--- Start ---

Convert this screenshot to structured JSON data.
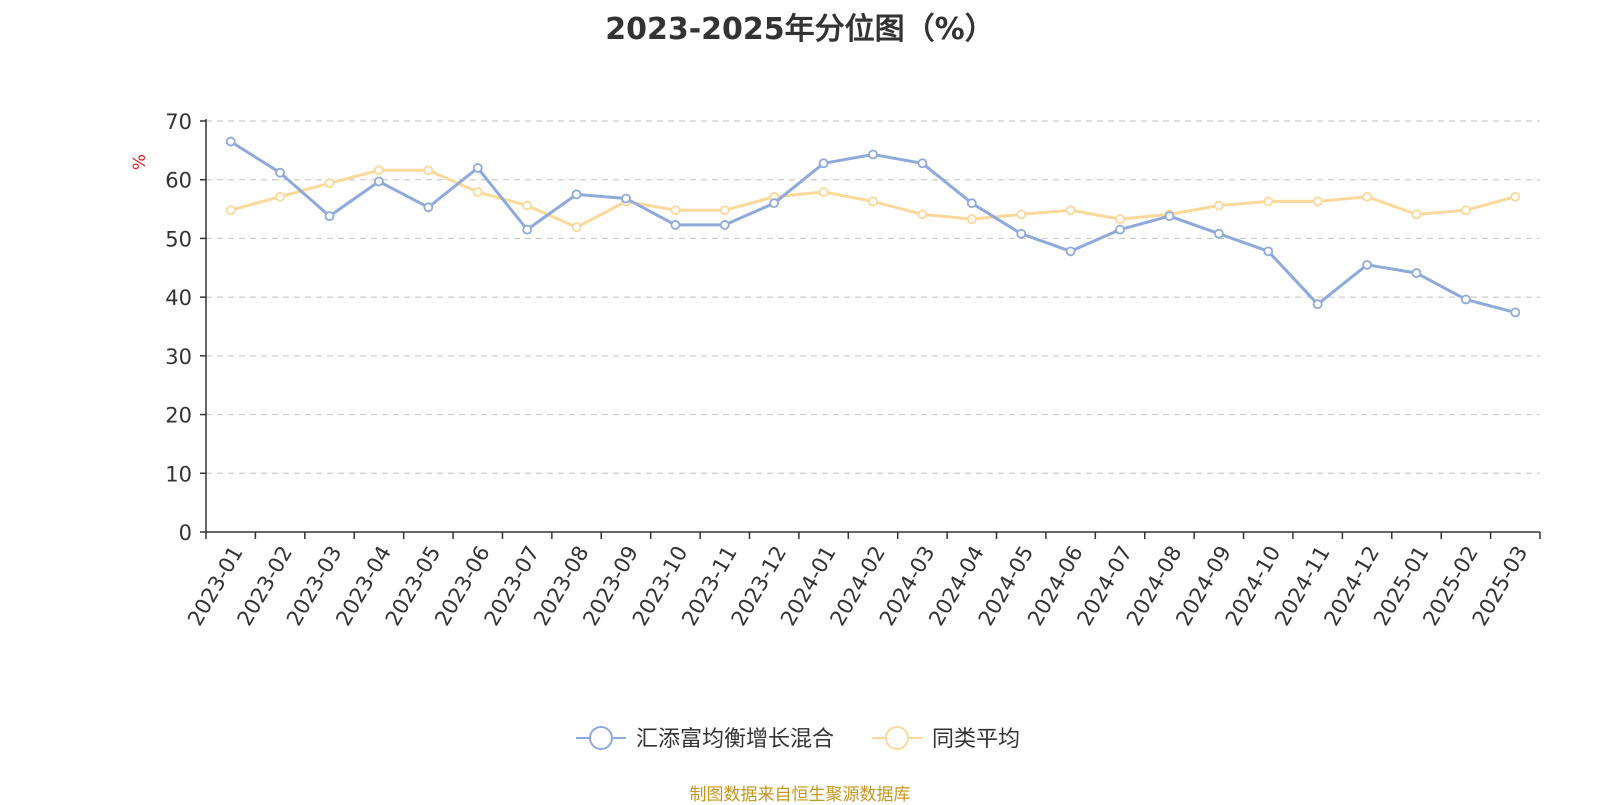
{
  "title": "2023-2025年分位图（%）",
  "source": "制图数据来自恒生聚源数据库",
  "colors": {
    "series1": "#8eaadb",
    "series2": "#fcd89a",
    "unit": "#e02020",
    "grid": "#cccccc",
    "source": "#c8961e"
  },
  "chart_data": {
    "type": "line",
    "title": "2023-2025年分位图（%）",
    "ylabel": "%",
    "xlabel": "",
    "ylim": [
      0,
      70
    ],
    "yticks": [
      0,
      10,
      20,
      30,
      40,
      50,
      60,
      70
    ],
    "grid": true,
    "legend_position": "bottom",
    "categories": [
      "2023-01",
      "2023-02",
      "2023-03",
      "2023-04",
      "2023-05",
      "2023-06",
      "2023-07",
      "2023-08",
      "2023-09",
      "2023-10",
      "2023-11",
      "2023-12",
      "2024-01",
      "2024-02",
      "2024-03",
      "2024-04",
      "2024-05",
      "2024-06",
      "2024-07",
      "2024-08",
      "2024-09",
      "2024-10",
      "2024-11",
      "2024-12",
      "2025-01",
      "2025-02",
      "2025-03"
    ],
    "series": [
      {
        "name": "汇添富均衡增长混合",
        "values": [
          66.5,
          61.2,
          53.8,
          59.7,
          55.3,
          62.0,
          51.5,
          57.5,
          56.8,
          52.3,
          52.3,
          56.0,
          62.8,
          64.3,
          62.8,
          56.0,
          50.8,
          47.8,
          51.5,
          53.8,
          50.8,
          47.8,
          38.8,
          45.5,
          44.1,
          39.6,
          37.4
        ]
      },
      {
        "name": "同类平均",
        "values": [
          54.8,
          57.1,
          59.4,
          61.6,
          61.6,
          57.9,
          55.6,
          51.9,
          56.3,
          54.8,
          54.8,
          57.1,
          57.9,
          56.3,
          54.1,
          53.3,
          54.1,
          54.8,
          53.3,
          54.1,
          55.6,
          56.3,
          56.3,
          57.1,
          54.1,
          54.8,
          57.1
        ]
      }
    ]
  }
}
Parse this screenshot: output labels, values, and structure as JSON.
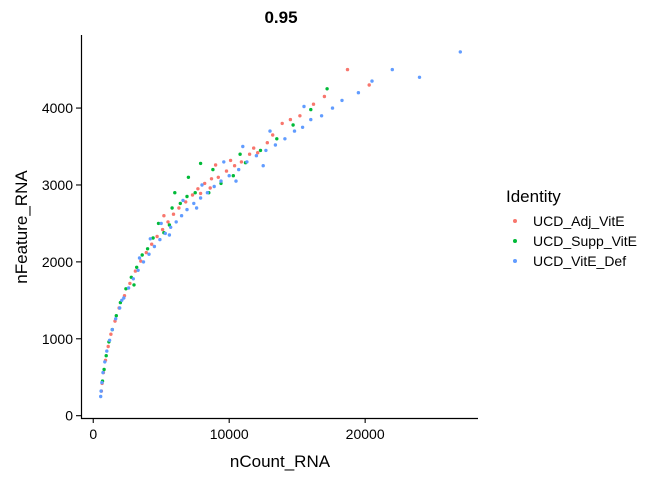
{
  "chart_data": {
    "type": "scatter",
    "title": "0.95",
    "xlabel": "nCount_RNA",
    "ylabel": "nFeature_RNA",
    "xlim": [
      -900,
      28300
    ],
    "ylim": [
      -30,
      4950
    ],
    "xticks": [
      0,
      10000,
      20000
    ],
    "yticks": [
      0,
      1000,
      2000,
      3000,
      4000
    ],
    "grid": false,
    "legend": {
      "title": "Identity",
      "position": "right"
    },
    "series": [
      {
        "name": "UCD_Adj_VitE",
        "color": "#F8766D",
        "points": [
          [
            18700,
            4500
          ],
          [
            20300,
            4300
          ],
          [
            17000,
            4150
          ],
          [
            16200,
            4050
          ],
          [
            15200,
            3900
          ],
          [
            14500,
            3850
          ],
          [
            13900,
            3800
          ],
          [
            13200,
            3650
          ],
          [
            12800,
            3550
          ],
          [
            12100,
            3420
          ],
          [
            11500,
            3400
          ],
          [
            10900,
            3300
          ],
          [
            10400,
            3250
          ],
          [
            9800,
            3180
          ],
          [
            9200,
            3100
          ],
          [
            8700,
            3080
          ],
          [
            8200,
            3020
          ],
          [
            7700,
            2950
          ],
          [
            7300,
            2870
          ],
          [
            6800,
            2780
          ],
          [
            6300,
            2700
          ],
          [
            5900,
            2620
          ],
          [
            5500,
            2520
          ],
          [
            5100,
            2420
          ],
          [
            4700,
            2330
          ],
          [
            4300,
            2230
          ],
          [
            3900,
            2120
          ],
          [
            3500,
            2010
          ],
          [
            3100,
            1880
          ],
          [
            2700,
            1720
          ],
          [
            2300,
            1560
          ],
          [
            1900,
            1400
          ],
          [
            1600,
            1230
          ],
          [
            1300,
            1060
          ],
          [
            1100,
            900
          ],
          [
            900,
            720
          ],
          [
            750,
            560
          ],
          [
            650,
            420
          ],
          [
            600,
            320
          ],
          [
            10100,
            3320
          ],
          [
            11800,
            3480
          ],
          [
            9000,
            3260
          ],
          [
            7900,
            2890
          ],
          [
            8600,
            2960
          ],
          [
            5200,
            2600
          ]
        ]
      },
      {
        "name": "UCD_Supp_VitE",
        "color": "#00BA38",
        "points": [
          [
            17200,
            4250
          ],
          [
            16000,
            3980
          ],
          [
            14700,
            3780
          ],
          [
            13500,
            3600
          ],
          [
            12300,
            3450
          ],
          [
            11200,
            3290
          ],
          [
            10300,
            3120
          ],
          [
            9400,
            3020
          ],
          [
            8800,
            3200
          ],
          [
            7900,
            3280
          ],
          [
            7500,
            2900
          ],
          [
            6900,
            2850
          ],
          [
            6400,
            2760
          ],
          [
            6000,
            2900
          ],
          [
            5600,
            2480
          ],
          [
            5200,
            2380
          ],
          [
            4800,
            2500
          ],
          [
            4400,
            2310
          ],
          [
            4000,
            2170
          ],
          [
            3600,
            2090
          ],
          [
            3200,
            1930
          ],
          [
            2800,
            1800
          ],
          [
            2400,
            1650
          ],
          [
            2000,
            1470
          ],
          [
            1700,
            1300
          ],
          [
            1400,
            1120
          ],
          [
            1150,
            960
          ],
          [
            950,
            780
          ],
          [
            800,
            600
          ],
          [
            680,
            450
          ],
          [
            8500,
            2900
          ],
          [
            7000,
            3100
          ],
          [
            5800,
            2700
          ],
          [
            10800,
            3400
          ],
          [
            3000,
            1700
          ]
        ]
      },
      {
        "name": "UCD_VitE_Def",
        "color": "#619CFF",
        "points": [
          [
            27000,
            4730
          ],
          [
            22000,
            4500
          ],
          [
            24000,
            4400
          ],
          [
            20500,
            4350
          ],
          [
            19500,
            4200
          ],
          [
            18300,
            4100
          ],
          [
            17600,
            4000
          ],
          [
            16800,
            3900
          ],
          [
            16000,
            3850
          ],
          [
            15400,
            3750
          ],
          [
            14800,
            3700
          ],
          [
            14100,
            3600
          ],
          [
            13400,
            3520
          ],
          [
            12700,
            3450
          ],
          [
            12000,
            3380
          ],
          [
            11300,
            3300
          ],
          [
            10700,
            3200
          ],
          [
            10000,
            3120
          ],
          [
            9400,
            3050
          ],
          [
            8900,
            2980
          ],
          [
            8400,
            2900
          ],
          [
            7900,
            2830
          ],
          [
            7400,
            2760
          ],
          [
            6900,
            2680
          ],
          [
            6500,
            2600
          ],
          [
            6100,
            2520
          ],
          [
            5700,
            2450
          ],
          [
            5300,
            2370
          ],
          [
            4900,
            2290
          ],
          [
            4500,
            2200
          ],
          [
            4100,
            2100
          ],
          [
            3700,
            2000
          ],
          [
            3300,
            1890
          ],
          [
            2950,
            1780
          ],
          [
            2600,
            1660
          ],
          [
            2250,
            1530
          ],
          [
            1950,
            1400
          ],
          [
            1650,
            1260
          ],
          [
            1400,
            1120
          ],
          [
            1200,
            980
          ],
          [
            1000,
            840
          ],
          [
            850,
            700
          ],
          [
            720,
            560
          ],
          [
            640,
            430
          ],
          [
            580,
            320
          ],
          [
            550,
            250
          ],
          [
            15500,
            4020
          ],
          [
            13000,
            3700
          ],
          [
            11000,
            3500
          ],
          [
            9600,
            3300
          ],
          [
            8000,
            3000
          ],
          [
            6600,
            2800
          ],
          [
            5000,
            2500
          ],
          [
            4200,
            2300
          ],
          [
            3400,
            2050
          ],
          [
            2100,
            1500
          ],
          [
            12500,
            3250
          ],
          [
            10500,
            3050
          ],
          [
            7600,
            2700
          ],
          [
            5600,
            2350
          ]
        ]
      }
    ]
  }
}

--- End ---

Copy every line of the data word for word, omitting the images.

Convert this screenshot to structured JSON data.
{
  "title": "2023-2025年分位图（%）",
  "source": "制图数据来自恒生聚源数据库",
  "colors": {
    "series1": "#8eaadb",
    "series2": "#fcd89a",
    "unit": "#e02020",
    "grid": "#cccccc",
    "source": "#c8961e"
  },
  "chart_data": {
    "type": "line",
    "title": "2023-2025年分位图（%）",
    "ylabel": "%",
    "xlabel": "",
    "ylim": [
      0,
      70
    ],
    "yticks": [
      0,
      10,
      20,
      30,
      40,
      50,
      60,
      70
    ],
    "grid": true,
    "legend_position": "bottom",
    "categories": [
      "2023-01",
      "2023-02",
      "2023-03",
      "2023-04",
      "2023-05",
      "2023-06",
      "2023-07",
      "2023-08",
      "2023-09",
      "2023-10",
      "2023-11",
      "2023-12",
      "2024-01",
      "2024-02",
      "2024-03",
      "2024-04",
      "2024-05",
      "2024-06",
      "2024-07",
      "2024-08",
      "2024-09",
      "2024-10",
      "2024-11",
      "2024-12",
      "2025-01",
      "2025-02",
      "2025-03"
    ],
    "series": [
      {
        "name": "汇添富均衡增长混合",
        "values": [
          66.5,
          61.2,
          53.8,
          59.7,
          55.3,
          62.0,
          51.5,
          57.5,
          56.8,
          52.3,
          52.3,
          56.0,
          62.8,
          64.3,
          62.8,
          56.0,
          50.8,
          47.8,
          51.5,
          53.8,
          50.8,
          47.8,
          38.8,
          45.5,
          44.1,
          39.6,
          37.4
        ]
      },
      {
        "name": "同类平均",
        "values": [
          54.8,
          57.1,
          59.4,
          61.6,
          61.6,
          57.9,
          55.6,
          51.9,
          56.3,
          54.8,
          54.8,
          57.1,
          57.9,
          56.3,
          54.1,
          53.3,
          54.1,
          54.8,
          53.3,
          54.1,
          55.6,
          56.3,
          56.3,
          57.1,
          54.1,
          54.8,
          57.1
        ]
      }
    ]
  }
}
Parse this screenshot: output labels, values, and structure as JSON.
{
  "chart_data": {
    "type": "scatter",
    "title": "0.95",
    "xlabel": "nCount_RNA",
    "ylabel": "nFeature_RNA",
    "xlim": [
      -900,
      28300
    ],
    "ylim": [
      -30,
      4950
    ],
    "xticks": [
      0,
      10000,
      20000
    ],
    "yticks": [
      0,
      1000,
      2000,
      3000,
      4000
    ],
    "grid": false,
    "legend": {
      "title": "Identity",
      "position": "right"
    },
    "series": [
      {
        "name": "UCD_Adj_VitE",
        "color": "#F8766D",
        "points": [
          [
            18700,
            4500
          ],
          [
            20300,
            4300
          ],
          [
            17000,
            4150
          ],
          [
            16200,
            4050
          ],
          [
            15200,
            3900
          ],
          [
            14500,
            3850
          ],
          [
            13900,
            3800
          ],
          [
            13200,
            3650
          ],
          [
            12800,
            3550
          ],
          [
            12100,
            3420
          ],
          [
            11500,
            3400
          ],
          [
            10900,
            3300
          ],
          [
            10400,
            3250
          ],
          [
            9800,
            3180
          ],
          [
            9200,
            3100
          ],
          [
            8700,
            3080
          ],
          [
            8200,
            3020
          ],
          [
            7700,
            2950
          ],
          [
            7300,
            2870
          ],
          [
            6800,
            2780
          ],
          [
            6300,
            2700
          ],
          [
            5900,
            2620
          ],
          [
            5500,
            2520
          ],
          [
            5100,
            2420
          ],
          [
            4700,
            2330
          ],
          [
            4300,
            2230
          ],
          [
            3900,
            2120
          ],
          [
            3500,
            2010
          ],
          [
            3100,
            1880
          ],
          [
            2700,
            1720
          ],
          [
            2300,
            1560
          ],
          [
            1900,
            1400
          ],
          [
            1600,
            1230
          ],
          [
            1300,
            1060
          ],
          [
            1100,
            900
          ],
          [
            900,
            720
          ],
          [
            750,
            560
          ],
          [
            650,
            420
          ],
          [
            600,
            320
          ],
          [
            10100,
            3320
          ],
          [
            11800,
            3480
          ],
          [
            9000,
            3260
          ],
          [
            7900,
            2890
          ],
          [
            8600,
            2960
          ],
          [
            5200,
            2600
          ]
        ]
      },
      {
        "name": "UCD_Supp_VitE",
        "color": "#00BA38",
        "points": [
          [
            17200,
            4250
          ],
          [
            16000,
            3980
          ],
          [
            14700,
            3780
          ],
          [
            13500,
            3600
          ],
          [
            12300,
            3450
          ],
          [
            11200,
            3290
          ],
          [
            10300,
            3120
          ],
          [
            9400,
            3020
          ],
          [
            8800,
            3200
          ],
          [
            7900,
            3280
          ],
          [
            7500,
            2900
          ],
          [
            6900,
            2850
          ],
          [
            6400,
            2760
          ],
          [
            6000,
            2900
          ],
          [
            5600,
            2480
          ],
          [
            5200,
            2380
          ],
          [
            4800,
            2500
          ],
          [
            4400,
            2310
          ],
          [
            4000,
            2170
          ],
          [
            3600,
            2090
          ],
          [
            3200,
            1930
          ],
          [
            2800,
            1800
          ],
          [
            2400,
            1650
          ],
          [
            2000,
            1470
          ],
          [
            1700,
            1300
          ],
          [
            1400,
            1120
          ],
          [
            1150,
            960
          ],
          [
            950,
            780
          ],
          [
            800,
            600
          ],
          [
            680,
            450
          ],
          [
            8500,
            2900
          ],
          [
            7000,
            3100
          ],
          [
            5800,
            2700
          ],
          [
            10800,
            3400
          ],
          [
            3000,
            1700
          ]
        ]
      },
      {
        "name": "UCD_VitE_Def",
        "color": "#619CFF",
        "points": [
          [
            27000,
            4730
          ],
          [
            22000,
            4500
          ],
          [
            24000,
            4400
          ],
          [
            20500,
            4350
          ],
          [
            19500,
            4200
          ],
          [
            18300,
            4100
          ],
          [
            17600,
            4000
          ],
          [
            16800,
            3900
          ],
          [
            16000,
            3850
          ],
          [
            15400,
            3750
          ],
          [
            14800,
            3700
          ],
          [
            14100,
            3600
          ],
          [
            13400,
            3520
          ],
          [
            12700,
            3450
          ],
          [
            12000,
            3380
          ],
          [
            11300,
            3300
          ],
          [
            10700,
            3200
          ],
          [
            10000,
            3120
          ],
          [
            9400,
            3050
          ],
          [
            8900,
            2980
          ],
          [
            8400,
            2900
          ],
          [
            7900,
            2830
          ],
          [
            7400,
            2760
          ],
          [
            6900,
            2680
          ],
          [
            6500,
            2600
          ],
          [
            6100,
            2520
          ],
          [
            5700,
            2450
          ],
          [
            5300,
            2370
          ],
          [
            4900,
            2290
          ],
          [
            4500,
            2200
          ],
          [
            4100,
            2100
          ],
          [
            3700,
            2000
          ],
          [
            3300,
            1890
          ],
          [
            2950,
            1780
          ],
          [
            2600,
            1660
          ],
          [
            2250,
            1530
          ],
          [
            1950,
            1400
          ],
          [
            1650,
            1260
          ],
          [
            1400,
            1120
          ],
          [
            1200,
            980
          ],
          [
            1000,
            840
          ],
          [
            850,
            700
          ],
          [
            720,
            560
          ],
          [
            640,
            430
          ],
          [
            580,
            320
          ],
          [
            550,
            250
          ],
          [
            15500,
            4020
          ],
          [
            13000,
            3700
          ],
          [
            11000,
            3500
          ],
          [
            9600,
            3300
          ],
          [
            8000,
            3000
          ],
          [
            6600,
            2800
          ],
          [
            5000,
            2500
          ],
          [
            4200,
            2300
          ],
          [
            3400,
            2050
          ],
          [
            2100,
            1500
          ],
          [
            12500,
            3250
          ],
          [
            10500,
            3050
          ],
          [
            7600,
            2700
          ],
          [
            5600,
            2350
          ]
        ]
      }
    ]
  }
}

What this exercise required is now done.